Copy all records verbatim.

>> Begin Data lines

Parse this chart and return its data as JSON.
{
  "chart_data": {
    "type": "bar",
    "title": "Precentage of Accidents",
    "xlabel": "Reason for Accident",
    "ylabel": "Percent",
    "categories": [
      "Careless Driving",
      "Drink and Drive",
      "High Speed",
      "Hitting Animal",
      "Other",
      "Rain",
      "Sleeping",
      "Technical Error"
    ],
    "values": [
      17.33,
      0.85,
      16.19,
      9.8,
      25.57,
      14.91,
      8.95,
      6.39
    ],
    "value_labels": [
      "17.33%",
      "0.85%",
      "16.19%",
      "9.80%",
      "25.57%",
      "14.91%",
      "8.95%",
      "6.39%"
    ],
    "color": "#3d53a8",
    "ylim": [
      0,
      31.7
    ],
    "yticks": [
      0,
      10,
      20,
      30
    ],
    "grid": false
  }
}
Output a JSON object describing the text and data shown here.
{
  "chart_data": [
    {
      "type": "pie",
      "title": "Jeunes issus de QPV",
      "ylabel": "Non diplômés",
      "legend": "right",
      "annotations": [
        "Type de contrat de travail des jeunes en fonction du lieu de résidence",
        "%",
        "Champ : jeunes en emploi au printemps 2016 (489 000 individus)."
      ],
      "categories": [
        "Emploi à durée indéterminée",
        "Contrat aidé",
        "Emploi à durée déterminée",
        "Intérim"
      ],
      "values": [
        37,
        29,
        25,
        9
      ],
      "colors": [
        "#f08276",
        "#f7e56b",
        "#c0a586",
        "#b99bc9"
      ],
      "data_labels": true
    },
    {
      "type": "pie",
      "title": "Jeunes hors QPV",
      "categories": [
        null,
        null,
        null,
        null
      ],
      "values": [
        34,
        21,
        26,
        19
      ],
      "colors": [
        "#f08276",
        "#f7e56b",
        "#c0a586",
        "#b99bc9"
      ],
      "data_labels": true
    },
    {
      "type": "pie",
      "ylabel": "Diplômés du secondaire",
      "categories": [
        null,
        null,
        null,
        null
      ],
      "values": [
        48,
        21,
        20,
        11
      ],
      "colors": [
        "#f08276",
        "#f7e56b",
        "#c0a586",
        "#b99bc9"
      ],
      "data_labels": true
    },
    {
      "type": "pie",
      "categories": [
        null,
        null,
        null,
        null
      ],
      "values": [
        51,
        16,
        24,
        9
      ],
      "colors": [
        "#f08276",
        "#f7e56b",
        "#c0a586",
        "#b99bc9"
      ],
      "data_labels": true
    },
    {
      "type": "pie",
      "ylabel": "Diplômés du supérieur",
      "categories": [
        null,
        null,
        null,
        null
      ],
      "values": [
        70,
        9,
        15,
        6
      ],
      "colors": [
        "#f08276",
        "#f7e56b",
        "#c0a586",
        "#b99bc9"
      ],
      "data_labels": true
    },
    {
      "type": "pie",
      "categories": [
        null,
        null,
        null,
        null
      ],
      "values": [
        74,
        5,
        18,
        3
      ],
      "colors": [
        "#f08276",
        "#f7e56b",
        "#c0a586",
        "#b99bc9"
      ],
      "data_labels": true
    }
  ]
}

>> End Data lines

■ Answer for this exercise ■
Parse this chart and return its data as JSON.
{
  "chart_data": {
    "type": "bar",
    "title": "Precentage of Accidents",
    "xlabel": "Reason for Accident",
    "ylabel": "Percent",
    "categories": [
      "Careless Driving",
      "Drink and Drive",
      "High Speed",
      "Hitting Animal",
      "Other",
      "Rain",
      "Sleeping",
      "Technical Error"
    ],
    "values": [
      17.33,
      0.85,
      16.19,
      9.8,
      25.57,
      14.91,
      8.95,
      6.39
    ],
    "value_labels": [
      "17.33%",
      "0.85%",
      "16.19%",
      "9.80%",
      "25.57%",
      "14.91%",
      "8.95%",
      "6.39%"
    ],
    "color": "#3d53a8",
    "ylim": [
      0,
      31.7
    ],
    "yticks": [
      0,
      10,
      20,
      30
    ],
    "grid": false
  }
}
Output a JSON object describing the text and data shown here.
{
  "chart_data": [
    {
      "type": "pie",
      "title": "Jeunes issus de QPV",
      "ylabel": "Non diplômés",
      "legend": "right",
      "annotations": [
        "Type de contrat de travail des jeunes en fonction du lieu de résidence",
        "%",
        "Champ : jeunes en emploi au printemps 2016 (489 000 individus)."
      ],
      "categories": [
        "Emploi à durée indéterminée",
        "Contrat aidé",
        "Emploi à durée déterminée",
        "Intérim"
      ],
      "values": [
        37,
        29,
        25,
        9
      ],
      "colors": [
        "#f08276",
        "#f7e56b",
        "#c0a586",
        "#b99bc9"
      ],
      "data_labels": true
    },
    {
      "type": "pie",
      "title": "Jeunes hors QPV",
      "categories": [
        null,
        null,
        null,
        null
      ],
      "values": [
        34,
        21,
        26,
        19
      ],
      "colors": [
        "#f08276",
        "#f7e56b",
        "#c0a586",
        "#b99bc9"
      ],
      "data_labels": true
    },
    {
      "type": "pie",
      "ylabel": "Diplômés du secondaire",
      "categories": [
        null,
        null,
        null,
        null
      ],
      "values": [
        48,
        21,
        20,
        11
      ],
      "colors": [
        "#f08276",
        "#f7e56b",
        "#c0a586",
        "#b99bc9"
      ],
      "data_labels": true
    },
    {
      "type": "pie",
      "categories": [
        null,
        null,
        null,
        null
      ],
      "values": [
        51,
        16,
        24,
        9
      ],
      "colors": [
        "#f08276",
        "#f7e56b",
        "#c0a586",
        "#b99bc9"
      ],
      "data_labels": true
    },
    {
      "type": "pie",
      "ylabel": "Diplômés du supérieur",
      "categories": [
        null,
        null,
        null,
        null
      ],
      "values": [
        70,
        9,
        15,
        6
      ],
      "colors": [
        "#f08276",
        "#f7e56b",
        "#c0a586",
        "#b99bc9"
      ],
      "data_labels": true
    },
    {
      "type": "pie",
      "categories": [
        null,
        null,
        null,
        null
      ],
      "values": [
        74,
        5,
        18,
        3
      ],
      "colors": [
        "#f08276",
        "#f7e56b",
        "#c0a586",
        "#b99bc9"
      ],
      "data_labels": true
    }
  ]
}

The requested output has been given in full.